Quote all of the data that follows exactly as written, skipping the images.

========

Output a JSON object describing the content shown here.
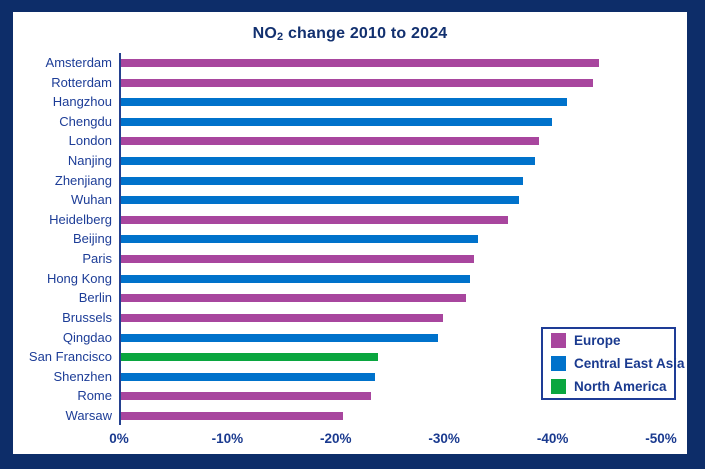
{
  "window": {
    "frame_color": "#0d2d69",
    "canvas_color": "#ffffff"
  },
  "colors": {
    "title_text": "#12306f",
    "label_text": "#1d3d97",
    "axis_line": "#24418f",
    "europe": "#a8469e",
    "central_east_asia": "#0072cb",
    "north_america": "#0aa63f"
  },
  "chart_data": {
    "type": "bar",
    "orientation": "horizontal",
    "title": "NO₂ change 2010 to 2024",
    "title_parts": {
      "prefix": "NO",
      "sub": "2",
      "rest": " change 2010 to 2024"
    },
    "xlabel": "",
    "ylabel": "",
    "x_axis": {
      "ticks": [
        "0%",
        "-10%",
        "-20%",
        "-30%",
        "-40%",
        "-50%"
      ],
      "min": 0,
      "max": -50,
      "unit": "%",
      "grid": false
    },
    "categories": [
      "Amsterdam",
      "Rotterdam",
      "Hangzhou",
      "Chengdu",
      "London",
      "Nanjing",
      "Zhenjiang",
      "Wuhan",
      "Heidelberg",
      "Beijing",
      "Paris",
      "Hong Kong",
      "Berlin",
      "Brussels",
      "Qingdao",
      "San Francisco",
      "Shenzhen",
      "Rome",
      "Warsaw"
    ],
    "values": [
      -44.1,
      -43.5,
      -41.1,
      -39.8,
      -38.6,
      -38.2,
      -37.1,
      -36.7,
      -35.7,
      -32.9,
      -32.6,
      -32.2,
      -31.8,
      -29.7,
      -29.2,
      -23.7,
      -23.4,
      -23.1,
      -20.5
    ],
    "regions": [
      "Europe",
      "Europe",
      "Central East Asia",
      "Central East Asia",
      "Europe",
      "Central East Asia",
      "Central East Asia",
      "Central East Asia",
      "Europe",
      "Central East Asia",
      "Europe",
      "Central East Asia",
      "Europe",
      "Europe",
      "Central East Asia",
      "North America",
      "Central East Asia",
      "Europe",
      "Europe"
    ],
    "legend": {
      "position": "bottom-right",
      "entries": [
        {
          "label": "Europe",
          "color": "#a8469e"
        },
        {
          "label": "Central East Asia",
          "color": "#0072cb"
        },
        {
          "label": "North America",
          "color": "#0aa63f"
        }
      ]
    }
  }
}
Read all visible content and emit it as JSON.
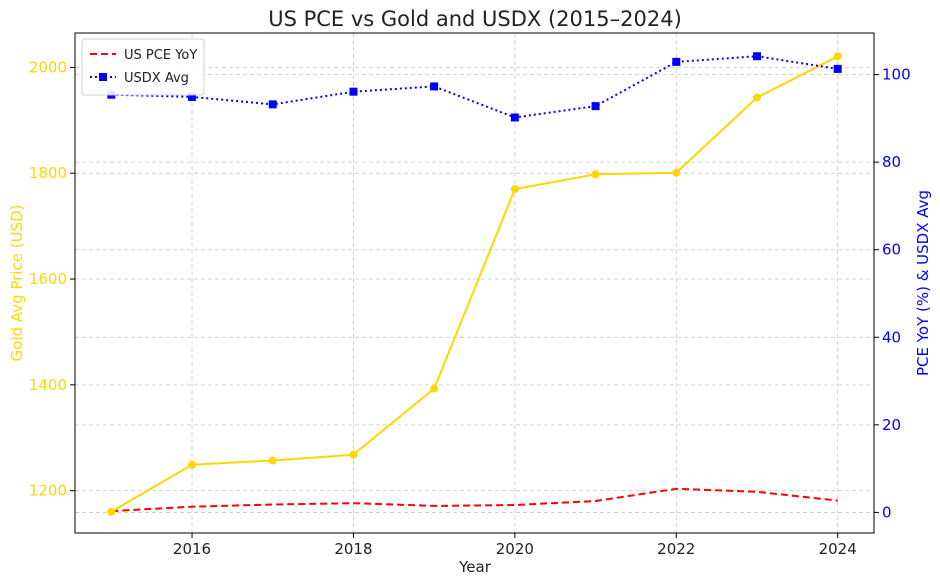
{
  "chart_data": {
    "type": "line",
    "title": "US PCE vs Gold and USDX (2015–2024)",
    "xlabel": "Year",
    "ylabel_left": "Gold Avg Price (USD)",
    "ylabel_right": "PCE YoY (%) & USDX Avg",
    "x": [
      2015,
      2016,
      2017,
      2018,
      2019,
      2020,
      2021,
      2022,
      2023,
      2024
    ],
    "x_ticks": [
      "2016",
      "2018",
      "2020",
      "2022",
      "2024"
    ],
    "y_left_ticks": [
      "1200",
      "1400",
      "1600",
      "1800",
      "2000"
    ],
    "y_right_ticks": [
      "0",
      "20",
      "40",
      "60",
      "80",
      "100"
    ],
    "xlim": [
      2014.55,
      2024.45
    ],
    "ylim_left": [
      1120,
      2065
    ],
    "ylim_right": [
      -4.7,
      109.5
    ],
    "grid": true,
    "legend_position": "top-left",
    "series": [
      {
        "axis": "left",
        "color": "#FFD700",
        "style": "solid",
        "marker": "circle",
        "values": [
          1160,
          1249,
          1257,
          1268,
          1393,
          1770,
          1798,
          1801,
          1943,
          2021
        ]
      },
      {
        "name": "US PCE YoY",
        "axis": "right",
        "color": "#ff0000",
        "style": "dashed",
        "marker": "none",
        "values": [
          0.3,
          1.3,
          1.8,
          2.1,
          1.5,
          1.7,
          2.6,
          5.4,
          4.7,
          2.7
        ]
      },
      {
        "name": "USDX Avg",
        "axis": "right",
        "color": "#0000ff",
        "style": "dotted",
        "marker": "square",
        "values": [
          95.4,
          94.9,
          93.2,
          96.1,
          97.3,
          90.2,
          92.8,
          102.9,
          104.2,
          101.3
        ]
      }
    ]
  }
}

========

▶ EXERCISE SOLUTION:
Output a JSON object describing the content shown here.
{
  "window": {
    "frame_color": "#0d2d69",
    "canvas_color": "#ffffff"
  },
  "colors": {
    "title_text": "#12306f",
    "label_text": "#1d3d97",
    "axis_line": "#24418f",
    "europe": "#a8469e",
    "central_east_asia": "#0072cb",
    "north_america": "#0aa63f"
  },
  "chart_data": {
    "type": "bar",
    "orientation": "horizontal",
    "title": "NO₂ change 2010 to 2024",
    "title_parts": {
      "prefix": "NO",
      "sub": "2",
      "rest": " change 2010 to 2024"
    },
    "xlabel": "",
    "ylabel": "",
    "x_axis": {
      "ticks": [
        "0%",
        "-10%",
        "-20%",
        "-30%",
        "-40%",
        "-50%"
      ],
      "min": 0,
      "max": -50,
      "unit": "%",
      "grid": false
    },
    "categories": [
      "Amsterdam",
      "Rotterdam",
      "Hangzhou",
      "Chengdu",
      "London",
      "Nanjing",
      "Zhenjiang",
      "Wuhan",
      "Heidelberg",
      "Beijing",
      "Paris",
      "Hong Kong",
      "Berlin",
      "Brussels",
      "Qingdao",
      "San Francisco",
      "Shenzhen",
      "Rome",
      "Warsaw"
    ],
    "values": [
      -44.1,
      -43.5,
      -41.1,
      -39.8,
      -38.6,
      -38.2,
      -37.1,
      -36.7,
      -35.7,
      -32.9,
      -32.6,
      -32.2,
      -31.8,
      -29.7,
      -29.2,
      -23.7,
      -23.4,
      -23.1,
      -20.5
    ],
    "regions": [
      "Europe",
      "Europe",
      "Central East Asia",
      "Central East Asia",
      "Europe",
      "Central East Asia",
      "Central East Asia",
      "Central East Asia",
      "Europe",
      "Central East Asia",
      "Europe",
      "Central East Asia",
      "Europe",
      "Europe",
      "Central East Asia",
      "North America",
      "Central East Asia",
      "Europe",
      "Europe"
    ],
    "legend": {
      "position": "bottom-right",
      "entries": [
        {
          "label": "Europe",
          "color": "#a8469e"
        },
        {
          "label": "Central East Asia",
          "color": "#0072cb"
        },
        {
          "label": "North America",
          "color": "#0aa63f"
        }
      ]
    }
  }
}
Read all visible content and emit it as JSON.
{
  "chart_data": {
    "type": "line",
    "title": "US PCE vs Gold and USDX (2015–2024)",
    "xlabel": "Year",
    "ylabel_left": "Gold Avg Price (USD)",
    "ylabel_right": "PCE YoY (%) & USDX Avg",
    "x": [
      2015,
      2016,
      2017,
      2018,
      2019,
      2020,
      2021,
      2022,
      2023,
      2024
    ],
    "x_ticks": [
      "2016",
      "2018",
      "2020",
      "2022",
      "2024"
    ],
    "y_left_ticks": [
      "1200",
      "1400",
      "1600",
      "1800",
      "2000"
    ],
    "y_right_ticks": [
      "0",
      "20",
      "40",
      "60",
      "80",
      "100"
    ],
    "xlim": [
      2014.55,
      2024.45
    ],
    "ylim_left": [
      1120,
      2065
    ],
    "ylim_right": [
      -4.7,
      109.5
    ],
    "grid": true,
    "legend_position": "top-left",
    "series": [
      {
        "axis": "left",
        "color": "#FFD700",
        "style": "solid",
        "marker": "circle",
        "values": [
          1160,
          1249,
          1257,
          1268,
          1393,
          1770,
          1798,
          1801,
          1943,
          2021
        ]
      },
      {
        "name": "US PCE YoY",
        "axis": "right",
        "color": "#ff0000",
        "style": "dashed",
        "marker": "none",
        "values": [
          0.3,
          1.3,
          1.8,
          2.1,
          1.5,
          1.7,
          2.6,
          5.4,
          4.7,
          2.7
        ]
      },
      {
        "name": "USDX Avg",
        "axis": "right",
        "color": "#0000ff",
        "style": "dotted",
        "marker": "square",
        "values": [
          95.4,
          94.9,
          93.2,
          96.1,
          97.3,
          90.2,
          92.8,
          102.9,
          104.2,
          101.3
        ]
      }
    ]
  }
}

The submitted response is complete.